RECORDS TO PROCESS:
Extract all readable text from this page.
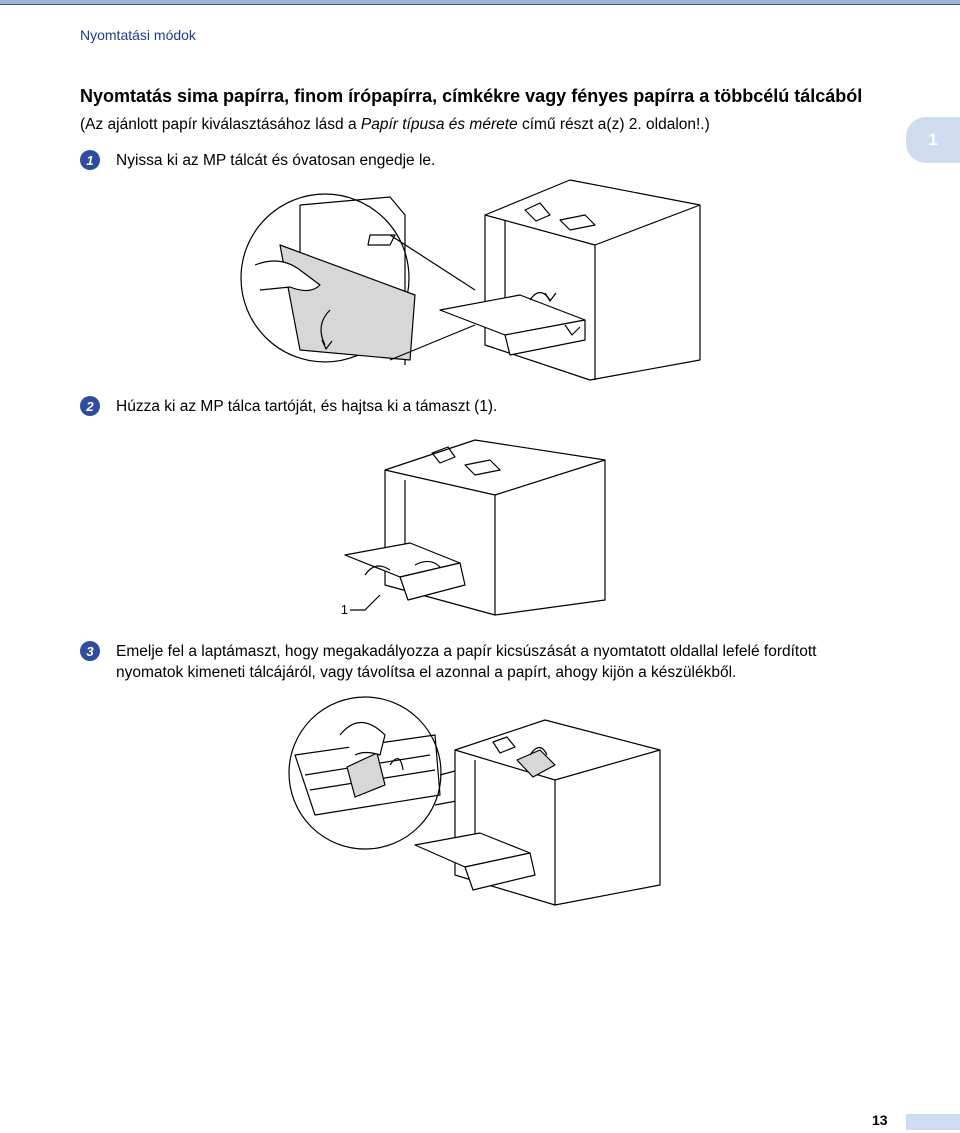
Nyomtatási módok
1
Nyomtatás sima papírra, finom írópapírra, címkékre vagy fényes papírra a többcélú tálcából
(Az ajánlott papír kiválasztásához lásd a Papír típusa és mérete című részt a(z) 2. oldalon!.)
1	Nyissa ki az MP tálcát és óvatosan engedje le.
2	Húzza ki az MP tálca tartóját, és hajtsa ki a támaszt (1).
1
3	Emelje fel a laptámaszt, hogy megakadályozza a papír kicsúszását a nyomtatott oldallal lefelé fordított
nyomatok kimeneti tálcájáról, vagy távolítsa el azonnal a papírt, ahogy kijön a készülékből.
13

JOB:
Take every line from the data that contains the word "vagy".

TASK RESPONSE:
Nyomtatás sima papírra, finom írópapírra, címkékre vagy fényes papírra a többcélú tálcából
nyomatok kimeneti tálcájáról, vagy távolítsa el azonnal a papírt, ahogy kijön a készülékből.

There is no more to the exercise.